**Selected extract**

====

# Stabilizing Laminated Wood



## JR Custom Calls (Jan 10, 2015)

Just wanted to check and see if anyone has stabilized any laminated wood? I prefer to turn stabilized wood, but before I waste several hours of cutting, sanding, jointing, etc, I wanted to make sure it wouldn't have any adverse effects on the glue joints or anything. 

Thanks!


----------



## Schroedc (Jan 10, 2015)

I've stabilized first and then used those pieces to make my glue up. Depending on your adhesive I'd think you risk either an adhesive failure from the resin or the baking and also risking contaminating your resin with the adhesive possibly....

Reactions: Thank You! 1 | Agree 2


----------



## SENC (Jan 10, 2015)

I agree with Colin, stabilize first.

Reactions: Thank You! 1


----------



## JR Custom Calls (Jan 10, 2015)

====

**Entries provided**

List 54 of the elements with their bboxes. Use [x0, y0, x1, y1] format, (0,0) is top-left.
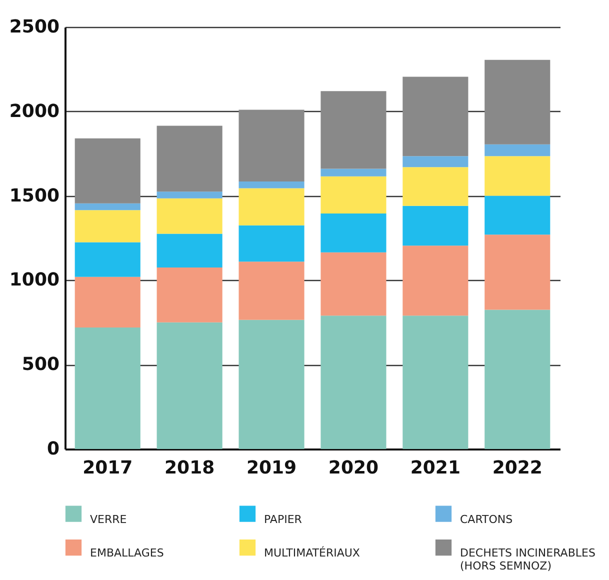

====

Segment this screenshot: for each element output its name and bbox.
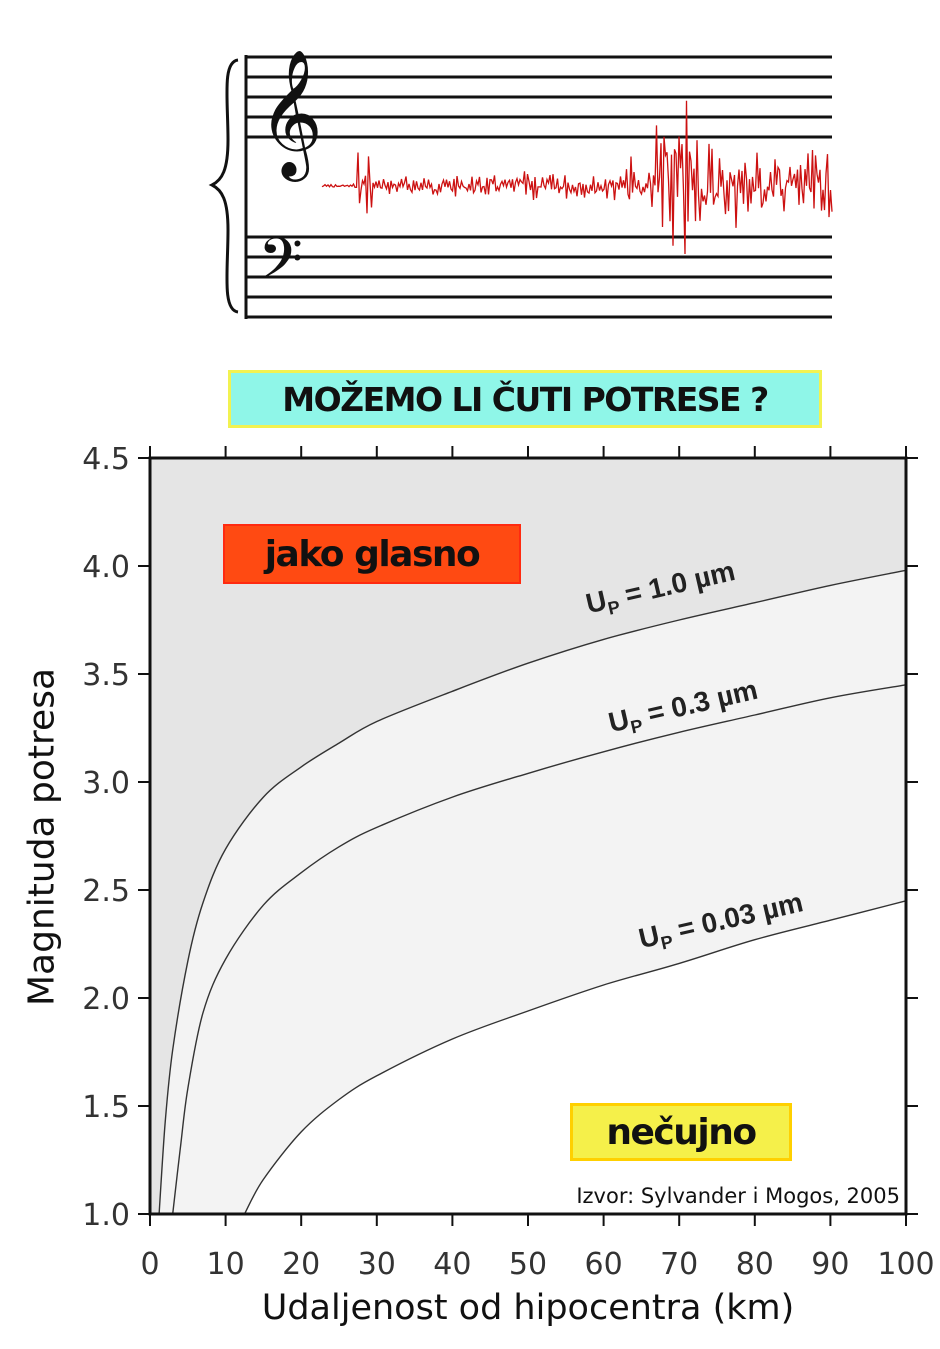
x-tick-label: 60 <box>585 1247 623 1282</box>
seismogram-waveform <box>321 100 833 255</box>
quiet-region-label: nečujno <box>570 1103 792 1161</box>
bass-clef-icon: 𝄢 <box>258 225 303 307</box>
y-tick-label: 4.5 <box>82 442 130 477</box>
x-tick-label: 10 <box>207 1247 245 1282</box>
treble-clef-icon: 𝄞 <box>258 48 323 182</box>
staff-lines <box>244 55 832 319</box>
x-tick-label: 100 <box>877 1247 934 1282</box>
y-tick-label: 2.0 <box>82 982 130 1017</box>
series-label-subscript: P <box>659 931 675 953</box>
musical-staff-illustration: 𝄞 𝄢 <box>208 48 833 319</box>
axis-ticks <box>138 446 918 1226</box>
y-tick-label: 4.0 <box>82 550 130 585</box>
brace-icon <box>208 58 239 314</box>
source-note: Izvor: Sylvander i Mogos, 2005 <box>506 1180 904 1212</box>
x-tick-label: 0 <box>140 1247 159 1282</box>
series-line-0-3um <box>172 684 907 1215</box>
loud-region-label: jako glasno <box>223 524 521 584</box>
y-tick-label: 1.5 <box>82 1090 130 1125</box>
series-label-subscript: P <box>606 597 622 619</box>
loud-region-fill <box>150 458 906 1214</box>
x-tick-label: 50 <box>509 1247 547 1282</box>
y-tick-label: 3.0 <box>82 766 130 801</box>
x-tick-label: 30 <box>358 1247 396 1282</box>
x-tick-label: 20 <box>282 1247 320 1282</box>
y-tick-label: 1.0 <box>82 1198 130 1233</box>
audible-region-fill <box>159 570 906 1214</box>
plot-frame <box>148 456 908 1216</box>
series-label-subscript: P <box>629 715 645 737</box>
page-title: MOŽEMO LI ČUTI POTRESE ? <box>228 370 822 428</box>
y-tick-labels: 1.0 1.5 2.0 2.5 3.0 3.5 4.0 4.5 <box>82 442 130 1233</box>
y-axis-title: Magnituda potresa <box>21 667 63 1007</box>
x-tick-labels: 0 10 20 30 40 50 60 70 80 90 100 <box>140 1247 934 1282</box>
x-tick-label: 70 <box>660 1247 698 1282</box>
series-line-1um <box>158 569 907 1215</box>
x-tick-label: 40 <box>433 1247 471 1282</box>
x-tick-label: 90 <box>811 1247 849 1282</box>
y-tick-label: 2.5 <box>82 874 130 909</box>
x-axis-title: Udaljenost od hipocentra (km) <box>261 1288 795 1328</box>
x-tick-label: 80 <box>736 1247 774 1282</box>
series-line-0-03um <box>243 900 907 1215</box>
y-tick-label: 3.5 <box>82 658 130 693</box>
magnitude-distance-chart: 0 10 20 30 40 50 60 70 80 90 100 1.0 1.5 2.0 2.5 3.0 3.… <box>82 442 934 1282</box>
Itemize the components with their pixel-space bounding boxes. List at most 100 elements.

====

**Directives**
a - Duplicate the stretch of the thread on stabilizing laminated wood from "## Schroedc (Jan" through "the adhesive possibly....".
b - Using the thread on stabilizing laminated wood, mark each statement yes or no and quote the words that decide it: (i) Schroedc stabilized wood before gluing the pieces up. (ii) SENC disagrees with Colin. (iii) JR Custom Calls prefers turning unstabilized wood.
The rows have nothing to do with the thread on stabilizing laminated wood.

**Solutions**
a -
## Schroedc (Jan 10, 2015)

I've stabilized first and then used those pieces to make my glue up. Depending on your adhesive I'd think you risk either an adhesive failure from the resin or the baking and also risking contaminating your resin with the adhesive possibly....

b -
(i) Yes: "I've stabilized first and then used those pieces to make my glue up."
(ii) No: "I agree with Colin, stabilize first."
(iii) No: "I prefer to turn stabilized wood"